WRITTEN PROBLEM
Look through the material below. Copy every line with the string "Djurgårdens" in it.

-------- DATA ROWS --------

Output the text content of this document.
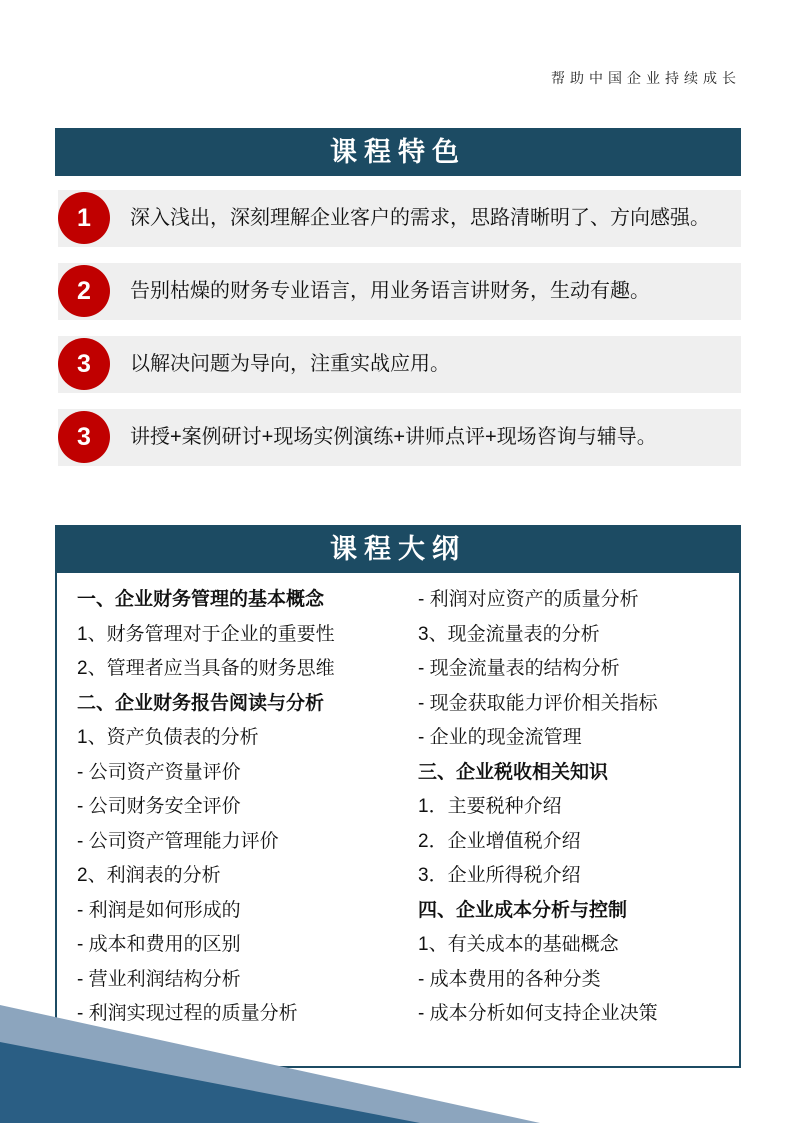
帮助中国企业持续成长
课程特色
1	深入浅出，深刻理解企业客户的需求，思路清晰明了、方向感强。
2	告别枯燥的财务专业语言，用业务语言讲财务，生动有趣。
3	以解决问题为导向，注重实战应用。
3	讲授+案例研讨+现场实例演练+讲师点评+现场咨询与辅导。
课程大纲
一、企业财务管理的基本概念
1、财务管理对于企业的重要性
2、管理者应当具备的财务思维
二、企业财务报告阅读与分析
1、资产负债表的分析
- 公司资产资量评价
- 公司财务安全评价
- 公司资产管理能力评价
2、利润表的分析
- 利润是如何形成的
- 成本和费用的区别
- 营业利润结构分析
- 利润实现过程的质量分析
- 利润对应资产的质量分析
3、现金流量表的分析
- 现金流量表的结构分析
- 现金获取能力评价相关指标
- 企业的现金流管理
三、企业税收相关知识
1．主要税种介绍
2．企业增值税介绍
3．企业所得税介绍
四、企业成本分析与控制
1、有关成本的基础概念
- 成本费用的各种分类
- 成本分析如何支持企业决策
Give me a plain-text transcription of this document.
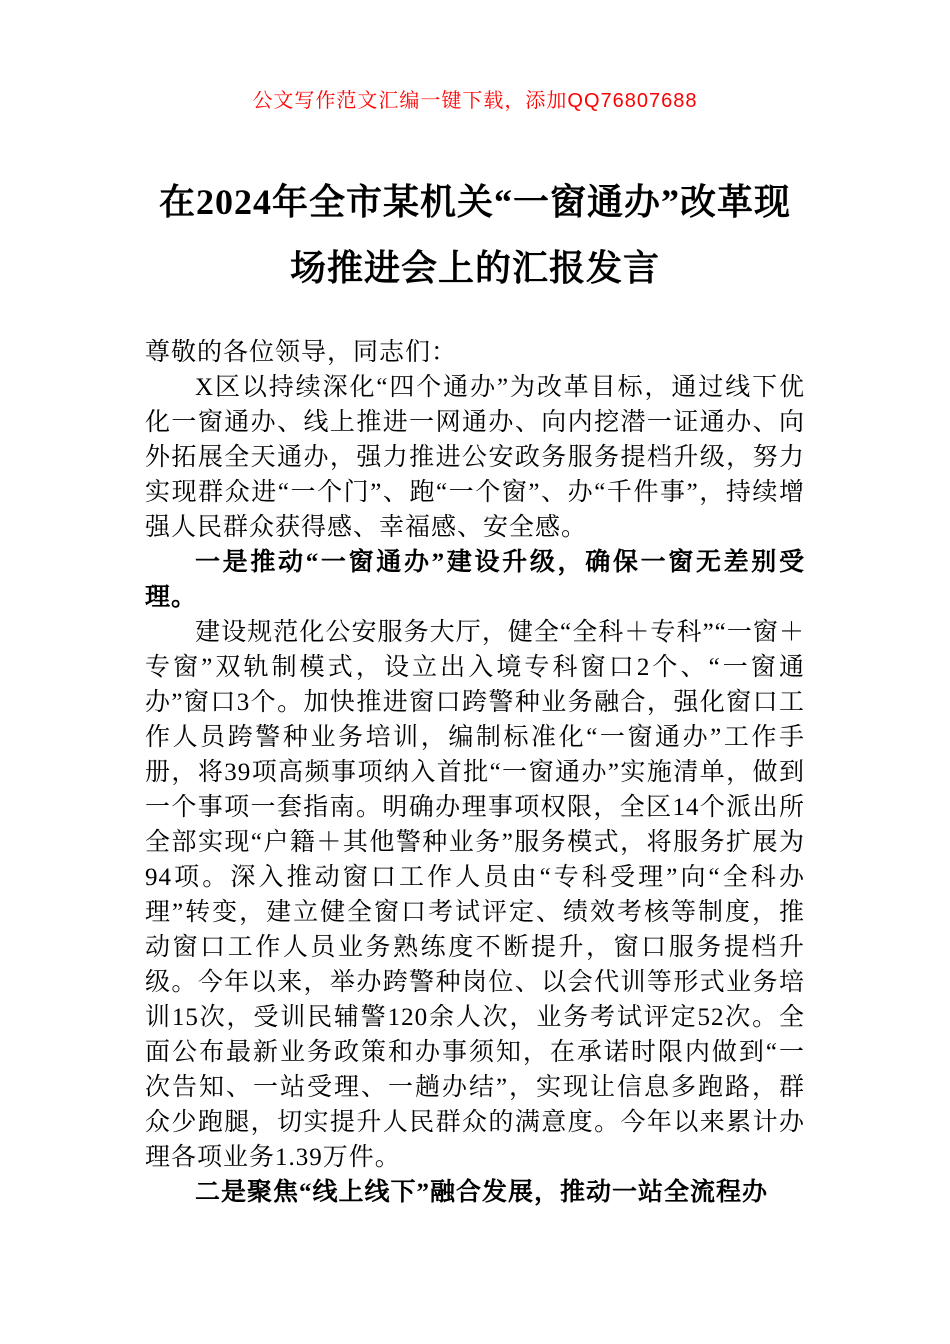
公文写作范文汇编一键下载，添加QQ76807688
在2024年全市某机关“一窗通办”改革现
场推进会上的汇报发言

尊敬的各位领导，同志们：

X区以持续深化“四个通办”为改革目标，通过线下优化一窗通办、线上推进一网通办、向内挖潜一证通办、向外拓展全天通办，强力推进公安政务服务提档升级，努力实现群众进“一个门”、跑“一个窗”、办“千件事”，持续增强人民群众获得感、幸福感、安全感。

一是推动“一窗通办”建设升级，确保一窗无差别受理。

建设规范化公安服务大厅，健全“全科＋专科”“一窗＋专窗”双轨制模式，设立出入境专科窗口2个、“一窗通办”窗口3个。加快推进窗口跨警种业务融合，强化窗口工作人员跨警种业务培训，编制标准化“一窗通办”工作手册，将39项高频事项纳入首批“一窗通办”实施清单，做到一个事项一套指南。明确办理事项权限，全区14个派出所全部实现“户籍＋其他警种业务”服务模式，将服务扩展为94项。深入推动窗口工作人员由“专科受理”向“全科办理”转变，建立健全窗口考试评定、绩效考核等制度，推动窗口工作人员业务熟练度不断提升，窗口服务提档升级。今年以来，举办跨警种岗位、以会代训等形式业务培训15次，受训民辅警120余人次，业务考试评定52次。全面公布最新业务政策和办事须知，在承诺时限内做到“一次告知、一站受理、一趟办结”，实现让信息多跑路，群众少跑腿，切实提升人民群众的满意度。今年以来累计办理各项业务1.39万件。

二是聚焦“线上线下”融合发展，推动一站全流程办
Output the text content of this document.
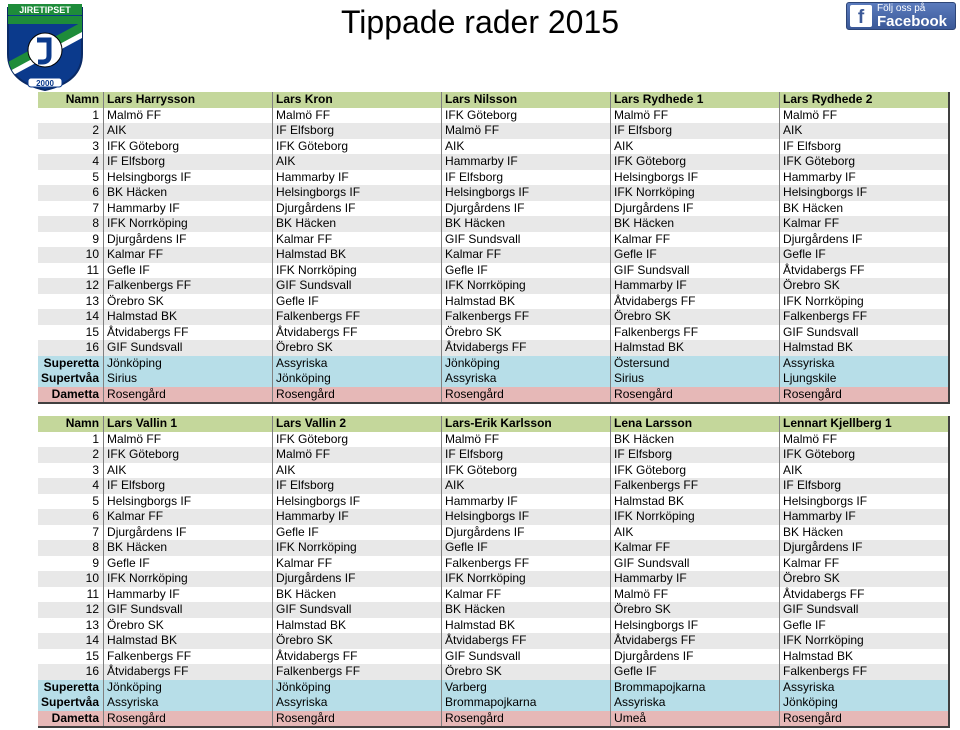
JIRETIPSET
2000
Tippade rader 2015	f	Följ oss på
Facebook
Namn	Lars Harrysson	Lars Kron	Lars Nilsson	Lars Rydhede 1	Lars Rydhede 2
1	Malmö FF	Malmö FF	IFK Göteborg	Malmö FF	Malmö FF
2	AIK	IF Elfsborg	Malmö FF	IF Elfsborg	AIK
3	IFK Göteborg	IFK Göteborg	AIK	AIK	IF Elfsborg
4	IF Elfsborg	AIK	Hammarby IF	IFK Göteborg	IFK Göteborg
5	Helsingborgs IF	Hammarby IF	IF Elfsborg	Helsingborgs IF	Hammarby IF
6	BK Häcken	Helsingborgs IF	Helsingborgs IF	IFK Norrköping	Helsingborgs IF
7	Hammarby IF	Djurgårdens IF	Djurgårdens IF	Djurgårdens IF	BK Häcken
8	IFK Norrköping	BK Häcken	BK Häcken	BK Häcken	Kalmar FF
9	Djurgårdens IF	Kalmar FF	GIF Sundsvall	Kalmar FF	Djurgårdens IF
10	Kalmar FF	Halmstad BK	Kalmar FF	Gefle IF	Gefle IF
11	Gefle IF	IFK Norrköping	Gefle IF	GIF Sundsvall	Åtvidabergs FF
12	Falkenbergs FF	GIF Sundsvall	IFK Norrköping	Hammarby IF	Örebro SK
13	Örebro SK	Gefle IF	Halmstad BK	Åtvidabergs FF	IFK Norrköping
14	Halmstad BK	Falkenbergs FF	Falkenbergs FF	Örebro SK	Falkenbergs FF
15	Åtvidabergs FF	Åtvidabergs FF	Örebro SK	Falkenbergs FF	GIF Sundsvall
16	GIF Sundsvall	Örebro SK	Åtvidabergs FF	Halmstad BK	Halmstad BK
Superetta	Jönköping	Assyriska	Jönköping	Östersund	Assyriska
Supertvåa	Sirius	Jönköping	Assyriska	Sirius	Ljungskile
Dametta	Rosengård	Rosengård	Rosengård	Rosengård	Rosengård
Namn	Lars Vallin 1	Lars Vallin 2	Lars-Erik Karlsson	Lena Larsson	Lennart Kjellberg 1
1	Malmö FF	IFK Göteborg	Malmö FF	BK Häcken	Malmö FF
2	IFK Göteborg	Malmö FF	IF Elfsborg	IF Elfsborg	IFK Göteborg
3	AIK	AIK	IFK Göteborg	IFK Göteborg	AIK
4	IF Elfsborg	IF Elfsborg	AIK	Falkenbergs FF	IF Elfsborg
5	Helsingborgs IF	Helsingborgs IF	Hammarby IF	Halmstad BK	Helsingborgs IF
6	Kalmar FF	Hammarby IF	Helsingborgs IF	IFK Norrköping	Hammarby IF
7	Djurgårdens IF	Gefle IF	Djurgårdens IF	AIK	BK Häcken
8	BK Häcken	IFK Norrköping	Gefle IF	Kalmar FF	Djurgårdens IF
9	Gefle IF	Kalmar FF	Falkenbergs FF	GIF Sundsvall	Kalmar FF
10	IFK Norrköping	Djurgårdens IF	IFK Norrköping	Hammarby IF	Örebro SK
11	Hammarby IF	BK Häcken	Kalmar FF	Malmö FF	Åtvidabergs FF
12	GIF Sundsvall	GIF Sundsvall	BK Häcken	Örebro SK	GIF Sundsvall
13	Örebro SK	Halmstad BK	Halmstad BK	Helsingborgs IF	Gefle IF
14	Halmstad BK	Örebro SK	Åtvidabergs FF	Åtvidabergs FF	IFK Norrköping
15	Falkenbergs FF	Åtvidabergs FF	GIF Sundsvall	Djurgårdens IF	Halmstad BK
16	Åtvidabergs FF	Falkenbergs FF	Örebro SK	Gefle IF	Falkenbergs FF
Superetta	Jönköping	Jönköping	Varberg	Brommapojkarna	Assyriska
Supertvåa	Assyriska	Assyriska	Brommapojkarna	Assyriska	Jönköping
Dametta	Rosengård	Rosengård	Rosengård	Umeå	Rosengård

--------

RESPONSE TO THIS EXERCISE
7	Hammarby IF	Djurgårdens IF	Djurgårdens IF	Djurgårdens IF	BK Häcken
9	Djurgårdens IF	Kalmar FF	GIF Sundsvall	Kalmar FF	Djurgårdens IF
7	Djurgårdens IF	Gefle IF	Djurgårdens IF	AIK	BK Häcken
8	BK Häcken	IFK Norrköping	Gefle IF	Kalmar FF	Djurgårdens IF
10	IFK Norrköping	Djurgårdens IF	IFK Norrköping	Hammarby IF	Örebro SK
15	Falkenbergs FF	Åtvidabergs FF	GIF Sundsvall	Djurgårdens IF	Halmstad BK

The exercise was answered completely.